What the exercise asks: Check each line of the entries below for the string "Christus"; copy every line where it appears.

+ + + + +

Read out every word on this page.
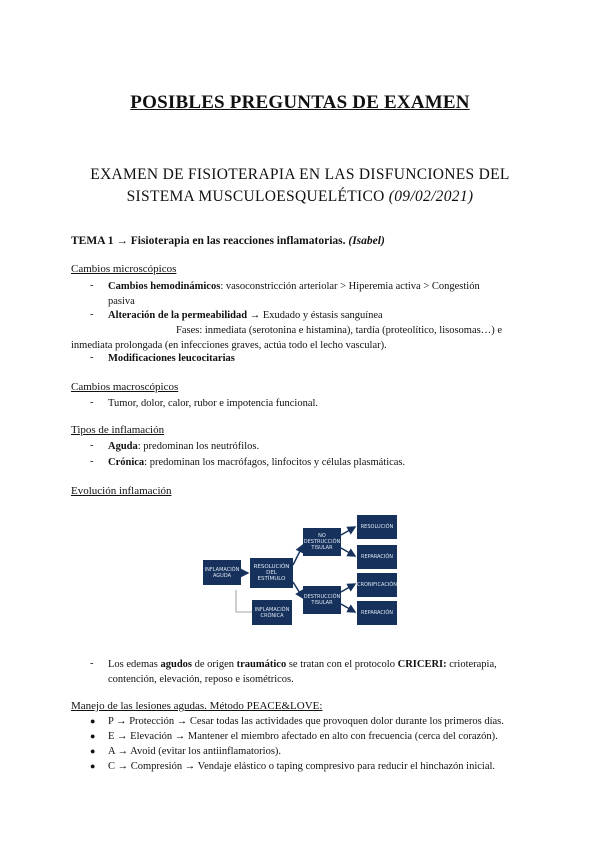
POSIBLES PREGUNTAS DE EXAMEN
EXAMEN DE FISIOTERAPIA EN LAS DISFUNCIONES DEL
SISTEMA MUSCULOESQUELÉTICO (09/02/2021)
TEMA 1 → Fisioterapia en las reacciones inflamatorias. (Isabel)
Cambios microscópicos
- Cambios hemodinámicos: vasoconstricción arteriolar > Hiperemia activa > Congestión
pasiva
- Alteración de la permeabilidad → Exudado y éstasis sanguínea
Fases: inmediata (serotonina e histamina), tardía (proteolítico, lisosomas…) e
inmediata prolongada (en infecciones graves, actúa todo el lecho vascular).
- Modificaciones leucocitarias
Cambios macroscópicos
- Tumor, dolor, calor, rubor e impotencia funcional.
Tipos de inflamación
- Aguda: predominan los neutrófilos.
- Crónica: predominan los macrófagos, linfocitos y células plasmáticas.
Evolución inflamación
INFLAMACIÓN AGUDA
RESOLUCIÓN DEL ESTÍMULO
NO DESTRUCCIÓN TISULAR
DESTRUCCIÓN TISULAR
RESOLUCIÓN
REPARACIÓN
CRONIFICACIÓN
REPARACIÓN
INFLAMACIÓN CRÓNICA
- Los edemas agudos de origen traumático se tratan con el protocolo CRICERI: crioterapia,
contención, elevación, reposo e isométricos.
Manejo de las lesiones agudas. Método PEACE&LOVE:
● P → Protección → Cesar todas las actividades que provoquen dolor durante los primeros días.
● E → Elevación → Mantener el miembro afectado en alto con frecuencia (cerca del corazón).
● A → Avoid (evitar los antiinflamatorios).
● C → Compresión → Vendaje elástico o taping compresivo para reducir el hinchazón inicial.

+ + + + +

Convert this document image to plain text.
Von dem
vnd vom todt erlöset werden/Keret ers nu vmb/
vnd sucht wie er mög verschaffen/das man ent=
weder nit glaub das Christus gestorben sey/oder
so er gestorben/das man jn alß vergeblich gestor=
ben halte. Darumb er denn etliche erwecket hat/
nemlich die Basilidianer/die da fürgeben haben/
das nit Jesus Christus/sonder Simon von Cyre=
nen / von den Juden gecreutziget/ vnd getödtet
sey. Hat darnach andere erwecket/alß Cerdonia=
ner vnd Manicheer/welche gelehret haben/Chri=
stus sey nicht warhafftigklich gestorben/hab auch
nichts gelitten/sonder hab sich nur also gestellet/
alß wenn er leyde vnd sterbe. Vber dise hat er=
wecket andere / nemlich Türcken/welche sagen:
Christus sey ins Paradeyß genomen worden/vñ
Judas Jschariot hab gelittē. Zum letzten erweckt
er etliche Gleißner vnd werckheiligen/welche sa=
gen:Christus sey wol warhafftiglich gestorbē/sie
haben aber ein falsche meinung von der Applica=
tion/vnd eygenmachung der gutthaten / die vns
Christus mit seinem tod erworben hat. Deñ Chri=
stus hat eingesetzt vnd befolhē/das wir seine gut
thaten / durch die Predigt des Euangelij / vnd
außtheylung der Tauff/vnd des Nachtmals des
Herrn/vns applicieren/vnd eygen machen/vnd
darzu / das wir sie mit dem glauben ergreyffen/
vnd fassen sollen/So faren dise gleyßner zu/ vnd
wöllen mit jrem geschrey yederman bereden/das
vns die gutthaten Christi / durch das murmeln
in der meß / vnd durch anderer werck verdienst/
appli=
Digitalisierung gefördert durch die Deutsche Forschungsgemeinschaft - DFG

+ + + + +

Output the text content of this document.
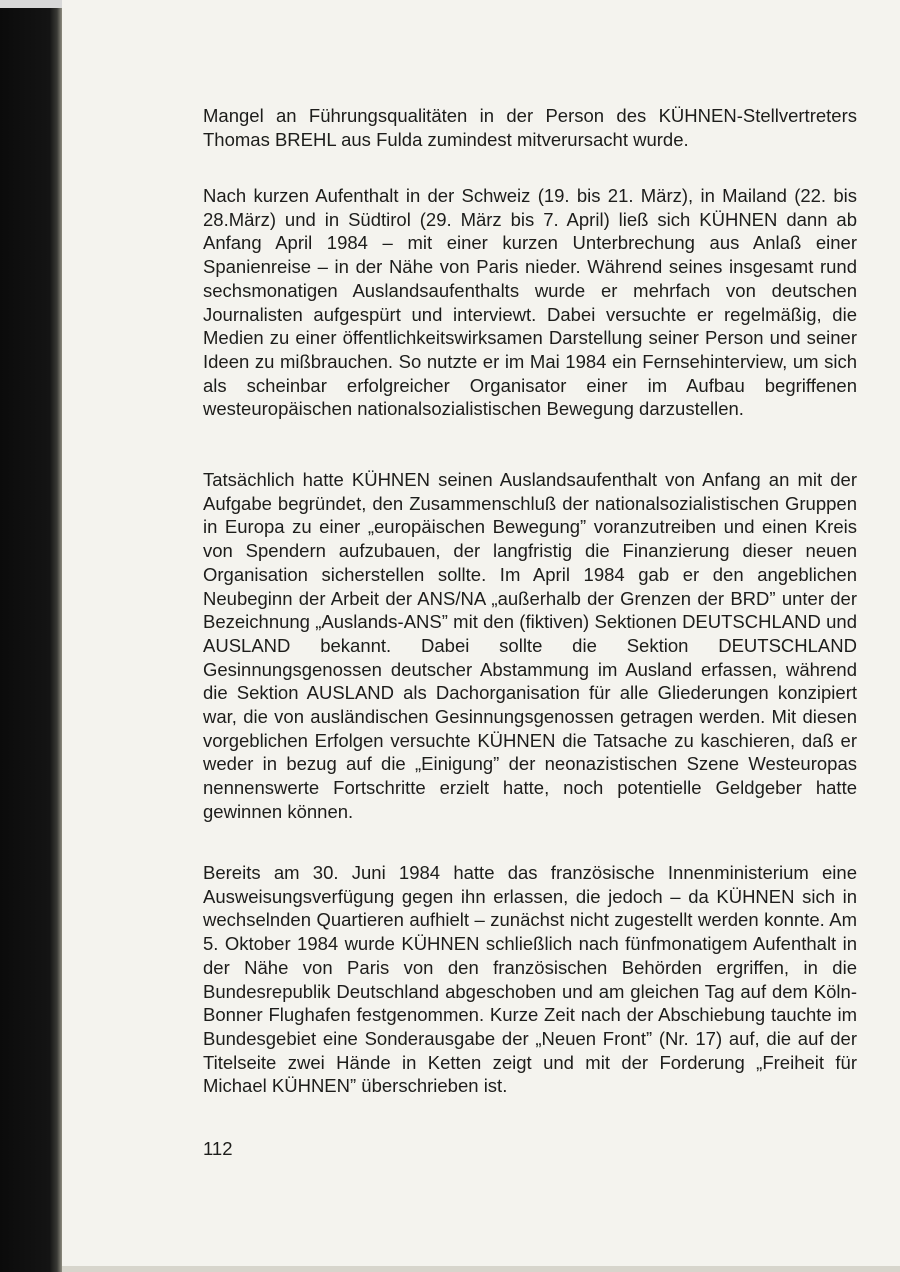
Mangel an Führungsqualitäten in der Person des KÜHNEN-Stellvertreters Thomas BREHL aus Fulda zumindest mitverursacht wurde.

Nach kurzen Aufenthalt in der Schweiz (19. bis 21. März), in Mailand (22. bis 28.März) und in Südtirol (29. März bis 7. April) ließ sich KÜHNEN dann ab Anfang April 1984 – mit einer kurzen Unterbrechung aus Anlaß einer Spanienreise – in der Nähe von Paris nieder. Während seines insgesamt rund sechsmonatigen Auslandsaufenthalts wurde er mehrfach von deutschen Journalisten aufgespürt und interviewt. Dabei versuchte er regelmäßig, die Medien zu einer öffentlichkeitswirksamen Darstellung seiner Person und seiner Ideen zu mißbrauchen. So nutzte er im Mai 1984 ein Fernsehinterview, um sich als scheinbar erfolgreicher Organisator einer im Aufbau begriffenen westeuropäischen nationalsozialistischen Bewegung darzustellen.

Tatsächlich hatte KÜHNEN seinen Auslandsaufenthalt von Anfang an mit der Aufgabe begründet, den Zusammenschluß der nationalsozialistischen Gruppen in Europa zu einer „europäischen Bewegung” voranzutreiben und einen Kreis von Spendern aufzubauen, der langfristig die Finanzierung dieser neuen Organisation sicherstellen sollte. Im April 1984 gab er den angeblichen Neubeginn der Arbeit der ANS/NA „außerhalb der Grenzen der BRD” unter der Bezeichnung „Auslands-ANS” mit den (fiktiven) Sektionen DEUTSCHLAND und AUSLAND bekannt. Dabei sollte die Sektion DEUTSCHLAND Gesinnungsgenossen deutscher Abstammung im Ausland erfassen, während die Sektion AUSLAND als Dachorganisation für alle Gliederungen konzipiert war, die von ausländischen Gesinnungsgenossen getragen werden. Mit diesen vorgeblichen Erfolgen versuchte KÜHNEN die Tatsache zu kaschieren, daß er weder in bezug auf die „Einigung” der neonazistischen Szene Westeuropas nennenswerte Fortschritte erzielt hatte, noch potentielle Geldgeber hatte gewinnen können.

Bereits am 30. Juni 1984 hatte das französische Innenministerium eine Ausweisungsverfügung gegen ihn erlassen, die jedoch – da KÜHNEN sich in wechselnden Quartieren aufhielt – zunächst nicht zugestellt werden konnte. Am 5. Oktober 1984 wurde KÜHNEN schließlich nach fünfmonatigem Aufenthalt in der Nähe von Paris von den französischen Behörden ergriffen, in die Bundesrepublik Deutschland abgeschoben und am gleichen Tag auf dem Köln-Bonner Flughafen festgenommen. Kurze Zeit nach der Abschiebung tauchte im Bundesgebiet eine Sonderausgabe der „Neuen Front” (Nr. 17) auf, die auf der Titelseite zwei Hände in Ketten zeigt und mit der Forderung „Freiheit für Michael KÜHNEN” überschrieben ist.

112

+ + + + +

Response area:
weder nit glaub das Christus gestorben sey/oder
das nit Jesus Christus/sonder Simon von Cyre=
Christus sey ins Paradeyß genomen worden/vñ
gen:Christus sey wol warhafftiglich gestorbē/sie
Christus mit seinem tod erworben hat. Deñ Chri=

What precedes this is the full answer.